Please give the material again from its first line through the line containing "y-tick-label: 0.55 (96, 320, 155, 351)", renaming "significance-label" to "sig-mark" and leaving everything else unchanged.
━━ RECORDS TO PROCESS
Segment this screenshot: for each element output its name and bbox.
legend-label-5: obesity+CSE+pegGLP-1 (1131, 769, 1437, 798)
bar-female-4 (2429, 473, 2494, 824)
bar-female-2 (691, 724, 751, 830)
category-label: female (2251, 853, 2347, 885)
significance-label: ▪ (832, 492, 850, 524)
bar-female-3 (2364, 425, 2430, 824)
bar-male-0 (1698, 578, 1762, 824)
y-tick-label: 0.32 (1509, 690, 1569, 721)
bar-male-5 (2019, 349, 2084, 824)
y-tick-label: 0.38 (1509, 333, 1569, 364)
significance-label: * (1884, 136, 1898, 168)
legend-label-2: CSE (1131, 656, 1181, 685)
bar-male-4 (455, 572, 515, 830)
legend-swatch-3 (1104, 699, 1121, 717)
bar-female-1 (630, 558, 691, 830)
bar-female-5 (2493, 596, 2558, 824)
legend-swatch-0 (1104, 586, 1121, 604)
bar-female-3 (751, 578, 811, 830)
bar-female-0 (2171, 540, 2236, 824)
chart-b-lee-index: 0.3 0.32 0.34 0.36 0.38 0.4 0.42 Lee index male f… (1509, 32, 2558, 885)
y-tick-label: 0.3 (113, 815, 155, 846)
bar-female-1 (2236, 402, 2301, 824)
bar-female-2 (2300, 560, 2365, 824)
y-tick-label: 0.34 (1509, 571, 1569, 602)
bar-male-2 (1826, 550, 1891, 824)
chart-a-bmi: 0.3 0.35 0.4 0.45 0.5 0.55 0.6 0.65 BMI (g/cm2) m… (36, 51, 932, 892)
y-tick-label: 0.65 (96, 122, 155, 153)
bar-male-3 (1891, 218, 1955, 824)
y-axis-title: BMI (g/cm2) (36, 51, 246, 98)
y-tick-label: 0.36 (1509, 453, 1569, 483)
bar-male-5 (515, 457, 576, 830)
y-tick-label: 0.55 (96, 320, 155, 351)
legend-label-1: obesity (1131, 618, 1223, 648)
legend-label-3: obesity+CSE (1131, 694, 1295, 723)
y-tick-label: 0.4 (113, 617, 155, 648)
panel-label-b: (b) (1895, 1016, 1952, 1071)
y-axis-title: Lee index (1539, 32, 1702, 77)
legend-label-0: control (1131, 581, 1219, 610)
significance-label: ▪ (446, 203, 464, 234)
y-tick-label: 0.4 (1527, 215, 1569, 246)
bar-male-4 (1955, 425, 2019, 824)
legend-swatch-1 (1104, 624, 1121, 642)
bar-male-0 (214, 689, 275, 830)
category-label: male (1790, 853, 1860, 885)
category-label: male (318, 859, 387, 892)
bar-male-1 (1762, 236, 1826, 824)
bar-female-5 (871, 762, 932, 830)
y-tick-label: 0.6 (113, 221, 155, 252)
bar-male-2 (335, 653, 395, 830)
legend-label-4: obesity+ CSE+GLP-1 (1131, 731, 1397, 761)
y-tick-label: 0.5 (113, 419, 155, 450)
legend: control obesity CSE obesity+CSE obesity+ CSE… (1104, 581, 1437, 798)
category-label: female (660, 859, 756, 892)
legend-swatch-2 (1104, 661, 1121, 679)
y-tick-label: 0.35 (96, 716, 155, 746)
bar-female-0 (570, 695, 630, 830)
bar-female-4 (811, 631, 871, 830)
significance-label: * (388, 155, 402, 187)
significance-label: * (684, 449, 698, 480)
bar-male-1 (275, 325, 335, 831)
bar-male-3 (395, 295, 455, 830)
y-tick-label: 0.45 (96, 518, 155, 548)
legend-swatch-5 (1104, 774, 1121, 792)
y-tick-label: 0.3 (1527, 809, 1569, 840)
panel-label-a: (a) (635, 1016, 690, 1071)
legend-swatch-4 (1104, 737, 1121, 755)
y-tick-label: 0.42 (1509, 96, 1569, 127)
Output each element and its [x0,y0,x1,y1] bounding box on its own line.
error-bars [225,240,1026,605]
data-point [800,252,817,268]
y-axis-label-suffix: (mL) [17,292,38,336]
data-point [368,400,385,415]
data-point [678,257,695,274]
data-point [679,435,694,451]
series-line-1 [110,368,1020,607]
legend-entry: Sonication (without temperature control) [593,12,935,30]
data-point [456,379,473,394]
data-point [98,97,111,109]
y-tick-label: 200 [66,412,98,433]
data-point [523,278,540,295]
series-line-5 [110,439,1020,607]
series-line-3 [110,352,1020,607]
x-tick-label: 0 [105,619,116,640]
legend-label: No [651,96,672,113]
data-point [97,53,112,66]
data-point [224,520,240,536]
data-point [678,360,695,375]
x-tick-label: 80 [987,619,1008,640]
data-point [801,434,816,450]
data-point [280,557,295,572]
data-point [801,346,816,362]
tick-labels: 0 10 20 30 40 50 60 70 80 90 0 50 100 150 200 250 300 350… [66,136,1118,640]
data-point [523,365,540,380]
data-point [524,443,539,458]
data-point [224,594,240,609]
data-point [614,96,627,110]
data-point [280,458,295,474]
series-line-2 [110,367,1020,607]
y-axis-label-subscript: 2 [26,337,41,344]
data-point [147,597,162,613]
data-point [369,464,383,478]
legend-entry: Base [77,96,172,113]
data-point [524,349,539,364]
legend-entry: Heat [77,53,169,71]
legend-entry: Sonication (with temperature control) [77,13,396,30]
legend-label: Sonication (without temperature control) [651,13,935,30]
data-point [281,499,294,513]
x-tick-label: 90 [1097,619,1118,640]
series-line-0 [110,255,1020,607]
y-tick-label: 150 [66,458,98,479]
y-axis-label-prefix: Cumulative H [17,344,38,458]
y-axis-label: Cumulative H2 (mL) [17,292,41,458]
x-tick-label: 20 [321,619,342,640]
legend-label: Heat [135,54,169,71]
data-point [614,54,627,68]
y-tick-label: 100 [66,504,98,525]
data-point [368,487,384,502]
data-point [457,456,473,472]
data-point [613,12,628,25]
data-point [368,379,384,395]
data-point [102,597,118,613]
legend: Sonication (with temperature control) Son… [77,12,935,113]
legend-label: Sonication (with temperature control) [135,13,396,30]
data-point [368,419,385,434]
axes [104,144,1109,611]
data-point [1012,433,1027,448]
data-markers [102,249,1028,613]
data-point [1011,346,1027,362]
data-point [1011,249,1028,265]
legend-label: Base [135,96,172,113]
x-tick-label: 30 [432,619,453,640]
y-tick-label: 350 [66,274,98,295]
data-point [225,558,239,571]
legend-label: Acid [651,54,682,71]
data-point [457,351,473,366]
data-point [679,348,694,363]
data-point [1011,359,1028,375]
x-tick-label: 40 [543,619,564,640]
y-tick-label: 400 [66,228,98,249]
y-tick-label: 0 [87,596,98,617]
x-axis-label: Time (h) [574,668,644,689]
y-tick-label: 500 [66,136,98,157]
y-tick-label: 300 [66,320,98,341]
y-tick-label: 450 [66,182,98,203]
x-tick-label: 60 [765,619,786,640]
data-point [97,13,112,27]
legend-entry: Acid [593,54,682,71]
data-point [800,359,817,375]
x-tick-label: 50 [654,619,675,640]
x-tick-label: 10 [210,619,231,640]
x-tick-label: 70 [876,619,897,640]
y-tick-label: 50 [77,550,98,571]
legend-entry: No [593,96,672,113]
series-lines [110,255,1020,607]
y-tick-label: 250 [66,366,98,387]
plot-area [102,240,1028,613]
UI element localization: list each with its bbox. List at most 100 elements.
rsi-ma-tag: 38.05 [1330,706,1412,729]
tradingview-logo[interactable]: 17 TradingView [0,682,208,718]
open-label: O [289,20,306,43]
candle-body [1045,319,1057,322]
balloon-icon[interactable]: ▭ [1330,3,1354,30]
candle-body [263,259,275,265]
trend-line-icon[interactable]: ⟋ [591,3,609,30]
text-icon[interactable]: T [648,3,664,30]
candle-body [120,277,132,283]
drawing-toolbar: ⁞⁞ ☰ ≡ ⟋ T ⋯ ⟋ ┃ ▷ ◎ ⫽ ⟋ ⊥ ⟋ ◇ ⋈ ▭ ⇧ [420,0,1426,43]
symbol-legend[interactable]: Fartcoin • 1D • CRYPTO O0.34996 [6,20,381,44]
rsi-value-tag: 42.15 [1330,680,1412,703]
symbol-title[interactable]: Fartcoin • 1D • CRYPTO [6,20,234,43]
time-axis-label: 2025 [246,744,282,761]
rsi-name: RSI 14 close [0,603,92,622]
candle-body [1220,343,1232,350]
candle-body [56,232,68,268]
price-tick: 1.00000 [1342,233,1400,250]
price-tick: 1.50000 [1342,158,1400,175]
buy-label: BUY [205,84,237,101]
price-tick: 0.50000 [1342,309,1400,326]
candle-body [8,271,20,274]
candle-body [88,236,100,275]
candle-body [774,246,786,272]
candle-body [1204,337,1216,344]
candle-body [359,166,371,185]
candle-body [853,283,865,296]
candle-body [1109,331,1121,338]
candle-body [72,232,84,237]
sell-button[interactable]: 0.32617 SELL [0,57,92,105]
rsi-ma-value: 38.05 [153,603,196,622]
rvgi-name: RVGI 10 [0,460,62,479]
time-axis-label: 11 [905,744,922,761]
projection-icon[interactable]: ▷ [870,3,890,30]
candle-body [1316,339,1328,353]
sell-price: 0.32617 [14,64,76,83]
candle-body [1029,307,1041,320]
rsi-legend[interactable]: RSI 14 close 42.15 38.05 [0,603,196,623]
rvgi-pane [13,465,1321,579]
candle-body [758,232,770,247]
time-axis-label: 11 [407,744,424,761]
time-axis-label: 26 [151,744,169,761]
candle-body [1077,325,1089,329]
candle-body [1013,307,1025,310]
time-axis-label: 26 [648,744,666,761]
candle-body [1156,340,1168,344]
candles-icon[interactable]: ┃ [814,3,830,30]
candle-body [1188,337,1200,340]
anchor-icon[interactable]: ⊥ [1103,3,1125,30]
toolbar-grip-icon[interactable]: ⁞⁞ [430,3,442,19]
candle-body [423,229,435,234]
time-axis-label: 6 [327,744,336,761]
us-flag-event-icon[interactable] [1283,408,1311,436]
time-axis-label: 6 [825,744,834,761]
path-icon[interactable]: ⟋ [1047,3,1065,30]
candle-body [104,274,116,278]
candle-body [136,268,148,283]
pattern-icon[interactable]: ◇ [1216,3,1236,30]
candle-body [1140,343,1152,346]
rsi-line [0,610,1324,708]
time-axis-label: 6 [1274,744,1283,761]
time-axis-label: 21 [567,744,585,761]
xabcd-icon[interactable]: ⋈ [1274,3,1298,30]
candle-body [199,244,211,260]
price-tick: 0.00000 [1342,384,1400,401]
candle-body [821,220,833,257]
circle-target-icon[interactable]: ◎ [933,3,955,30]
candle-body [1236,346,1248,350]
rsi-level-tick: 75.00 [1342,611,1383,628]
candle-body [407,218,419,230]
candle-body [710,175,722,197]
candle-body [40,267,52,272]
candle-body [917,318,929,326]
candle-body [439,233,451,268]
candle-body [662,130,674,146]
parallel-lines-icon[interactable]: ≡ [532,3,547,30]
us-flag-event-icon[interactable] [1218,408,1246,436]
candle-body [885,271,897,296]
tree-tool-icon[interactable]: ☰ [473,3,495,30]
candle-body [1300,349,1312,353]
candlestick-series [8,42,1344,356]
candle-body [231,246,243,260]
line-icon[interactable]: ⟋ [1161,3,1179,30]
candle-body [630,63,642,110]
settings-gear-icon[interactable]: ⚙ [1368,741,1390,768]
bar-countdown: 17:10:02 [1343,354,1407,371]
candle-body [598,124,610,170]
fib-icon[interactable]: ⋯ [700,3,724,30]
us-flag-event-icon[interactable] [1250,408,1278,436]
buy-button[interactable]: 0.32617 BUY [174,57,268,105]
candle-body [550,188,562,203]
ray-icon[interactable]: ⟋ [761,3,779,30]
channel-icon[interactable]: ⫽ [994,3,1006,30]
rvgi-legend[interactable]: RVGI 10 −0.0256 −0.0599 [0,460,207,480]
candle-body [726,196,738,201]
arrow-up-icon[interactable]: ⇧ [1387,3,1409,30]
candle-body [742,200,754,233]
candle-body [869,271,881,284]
━━━━
TASK OUTPUT:
Segment this screenshot: for each element output its name and bbox.
legend-label-5: obesity+CSE+pegGLP-1 (1131, 769, 1437, 798)
bar-female-4 (2429, 473, 2494, 824)
bar-female-2 (691, 724, 751, 830)
category-label: female (2251, 853, 2347, 885)
sig-mark: ▪ (832, 492, 850, 524)
bar-female-3 (2364, 425, 2430, 824)
bar-male-0 (1698, 578, 1762, 824)
y-tick-label: 0.32 (1509, 690, 1569, 721)
bar-male-5 (2019, 349, 2084, 824)
y-tick-label: 0.38 (1509, 333, 1569, 364)
sig-mark: * (1884, 136, 1898, 168)
legend-label-2: CSE (1131, 656, 1181, 685)
bar-male-4 (455, 572, 515, 830)
legend-swatch-3 (1104, 699, 1121, 717)
bar-female-1 (630, 558, 691, 830)
bar-female-5 (2493, 596, 2558, 824)
legend-swatch-0 (1104, 586, 1121, 604)
bar-female-3 (751, 578, 811, 830)
bar-female-0 (2171, 540, 2236, 824)
chart-b-lee-index: 0.3 0.32 0.34 0.36 0.38 0.4 0.42 Lee index male f… (1509, 32, 2558, 885)
y-tick-label: 0.3 (113, 815, 155, 846)
bar-female-1 (2236, 402, 2301, 824)
bar-female-2 (2300, 560, 2365, 824)
y-tick-label: 0.34 (1509, 571, 1569, 602)
bar-male-2 (1826, 550, 1891, 824)
chart-a-bmi: 0.3 0.35 0.4 0.45 0.5 0.55 0.6 0.65 BMI (g/cm2) m… (36, 51, 932, 892)
y-tick-label: 0.65 (96, 122, 155, 153)
bar-male-3 (1891, 218, 1955, 824)
y-axis-title: BMI (g/cm2) (36, 51, 246, 98)
y-tick-label: 0.36 (1509, 453, 1569, 483)
bar-male-5 (515, 457, 576, 830)
y-tick-label: 0.55 (96, 320, 155, 351)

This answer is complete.